In your copy, leave out the pictures and repeat the entries below exactly.

Records to use:
..........

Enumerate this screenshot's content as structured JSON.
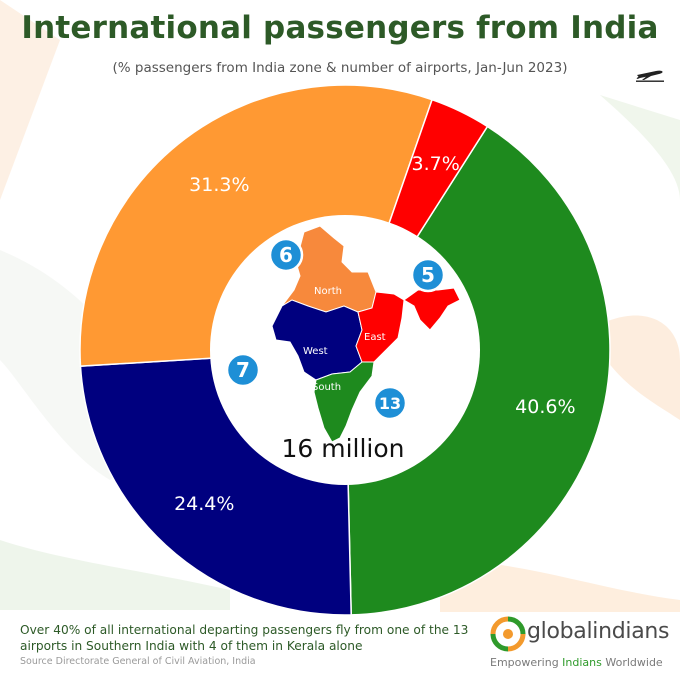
{
  "colors": {
    "title": "#2d5a27",
    "south": "#1e8a1e",
    "west": "#00007f",
    "north": "#ff9933",
    "east": "#ff0000",
    "badge": "#1e8fd6"
  },
  "chart_data": {
    "type": "pie",
    "title": "International passengers from India",
    "subtitle": "(% passengers from India zone & number of airports, Jan-Jun 2023)",
    "center_label": "16 million",
    "slices": [
      {
        "name": "South",
        "value": 40.6,
        "label": "40.6%",
        "airports": "13",
        "color": "#1e8a1e"
      },
      {
        "name": "West",
        "value": 24.4,
        "label": "24.4%",
        "airports": "7",
        "color": "#00007f"
      },
      {
        "name": "North",
        "value": 31.3,
        "label": "31.3%",
        "airports": "6",
        "color": "#ff9933"
      },
      {
        "name": "East",
        "value": 3.7,
        "label": "3.7%",
        "airports": "5",
        "color": "#ff0000"
      }
    ]
  },
  "map_labels": {
    "north": "North",
    "west": "West",
    "east": "East",
    "south": "South"
  },
  "footnote": "Over 40% of all international departing passengers fly from one of the 13 airports in Southern India with 4 of them in Kerala alone",
  "source": "Source Directorate General of Civil Aviation, India",
  "logo": {
    "name": "globalindians",
    "tagline_prefix": "Empowering ",
    "tagline_highlight": "Indians",
    "tagline_suffix": " Worldwide"
  },
  "icons": {
    "plane": "airplane-departure-icon",
    "logo": "globalindians-logo-icon"
  }
}
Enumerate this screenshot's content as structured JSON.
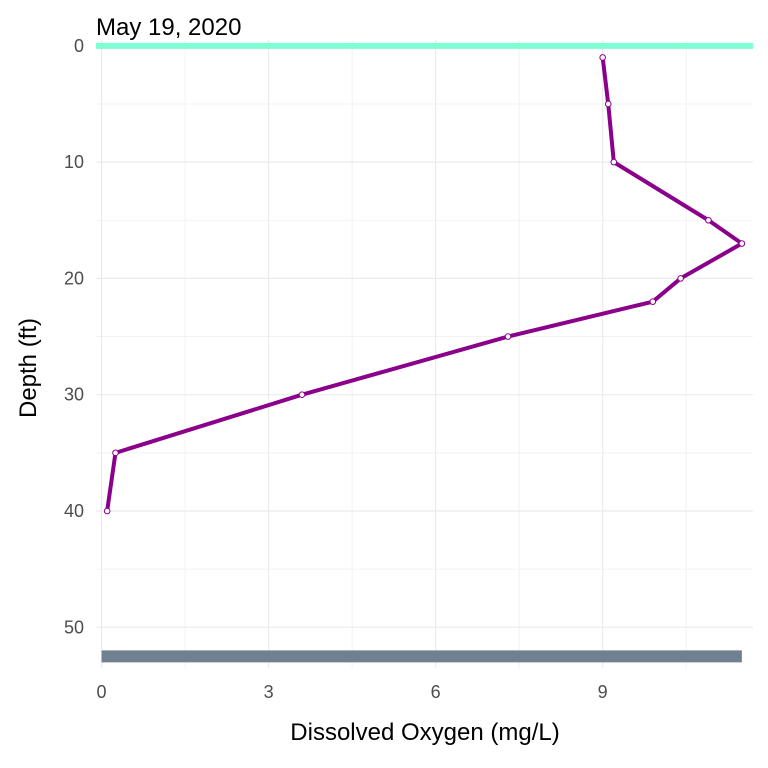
{
  "chart_data": {
    "type": "line",
    "title": "May 19, 2020",
    "xlabel": "Dissolved Oxygen (mg/L)",
    "ylabel": "Depth (ft)",
    "xlim": [
      -0.1,
      11.7
    ],
    "ylim": [
      -0.5,
      53.5
    ],
    "y_reversed": true,
    "x_ticks": [
      0,
      3,
      6,
      9
    ],
    "y_ticks": [
      0,
      10,
      20,
      30,
      40,
      50
    ],
    "grid": true,
    "series": [
      {
        "color": "#8b008b",
        "points": [
          {
            "x": 9.0,
            "y": 1
          },
          {
            "x": 9.1,
            "y": 5
          },
          {
            "x": 9.2,
            "y": 10
          },
          {
            "x": 10.9,
            "y": 15
          },
          {
            "x": 11.5,
            "y": 17
          },
          {
            "x": 10.4,
            "y": 20
          },
          {
            "x": 9.9,
            "y": 22
          },
          {
            "x": 7.3,
            "y": 25
          },
          {
            "x": 3.6,
            "y": 30
          },
          {
            "x": 0.25,
            "y": 35
          },
          {
            "x": 0.1,
            "y": 40
          }
        ]
      }
    ],
    "reference_lines": {
      "surface": {
        "depth": 0,
        "color": "#7fffd4"
      },
      "bottom": {
        "depth": 52.5,
        "color": "#708090"
      }
    },
    "point_fill": "#ffffff"
  }
}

..........

Answer in full:
Enumerate this screenshot's content as structured JSON.
{
  "colors": {
    "title": "#2d5a27",
    "south": "#1e8a1e",
    "west": "#00007f",
    "north": "#ff9933",
    "east": "#ff0000",
    "badge": "#1e8fd6"
  },
  "chart_data": {
    "type": "pie",
    "title": "International passengers from India",
    "subtitle": "(% passengers from India zone & number of airports, Jan-Jun 2023)",
    "center_label": "16 million",
    "slices": [
      {
        "name": "South",
        "value": 40.6,
        "label": "40.6%",
        "airports": "13",
        "color": "#1e8a1e"
      },
      {
        "name": "West",
        "value": 24.4,
        "label": "24.4%",
        "airports": "7",
        "color": "#00007f"
      },
      {
        "name": "North",
        "value": 31.3,
        "label": "31.3%",
        "airports": "6",
        "color": "#ff9933"
      },
      {
        "name": "East",
        "value": 3.7,
        "label": "3.7%",
        "airports": "5",
        "color": "#ff0000"
      }
    ]
  },
  "map_labels": {
    "north": "North",
    "west": "West",
    "east": "East",
    "south": "South"
  },
  "footnote": "Over 40% of all international departing passengers fly from one of the 13 airports in Southern India with 4 of them in Kerala alone",
  "source": "Source Directorate General of Civil Aviation, India",
  "logo": {
    "name": "globalindians",
    "tagline_prefix": "Empowering ",
    "tagline_highlight": "Indians",
    "tagline_suffix": " Worldwide"
  },
  "icons": {
    "plane": "airplane-departure-icon",
    "logo": "globalindians-logo-icon"
  }
}
Enumerate this screenshot's content as structured JSON.
{
  "chart_data": {
    "type": "line",
    "title": "May 19, 2020",
    "xlabel": "Dissolved Oxygen (mg/L)",
    "ylabel": "Depth (ft)",
    "xlim": [
      -0.1,
      11.7
    ],
    "ylim": [
      -0.5,
      53.5
    ],
    "y_reversed": true,
    "x_ticks": [
      0,
      3,
      6,
      9
    ],
    "y_ticks": [
      0,
      10,
      20,
      30,
      40,
      50
    ],
    "grid": true,
    "series": [
      {
        "color": "#8b008b",
        "points": [
          {
            "x": 9.0,
            "y": 1
          },
          {
            "x": 9.1,
            "y": 5
          },
          {
            "x": 9.2,
            "y": 10
          },
          {
            "x": 10.9,
            "y": 15
          },
          {
            "x": 11.5,
            "y": 17
          },
          {
            "x": 10.4,
            "y": 20
          },
          {
            "x": 9.9,
            "y": 22
          },
          {
            "x": 7.3,
            "y": 25
          },
          {
            "x": 3.6,
            "y": 30
          },
          {
            "x": 0.25,
            "y": 35
          },
          {
            "x": 0.1,
            "y": 40
          }
        ]
      }
    ],
    "reference_lines": {
      "surface": {
        "depth": 0,
        "color": "#7fffd4"
      },
      "bottom": {
        "depth": 52.5,
        "color": "#708090"
      }
    },
    "point_fill": "#ffffff"
  }
}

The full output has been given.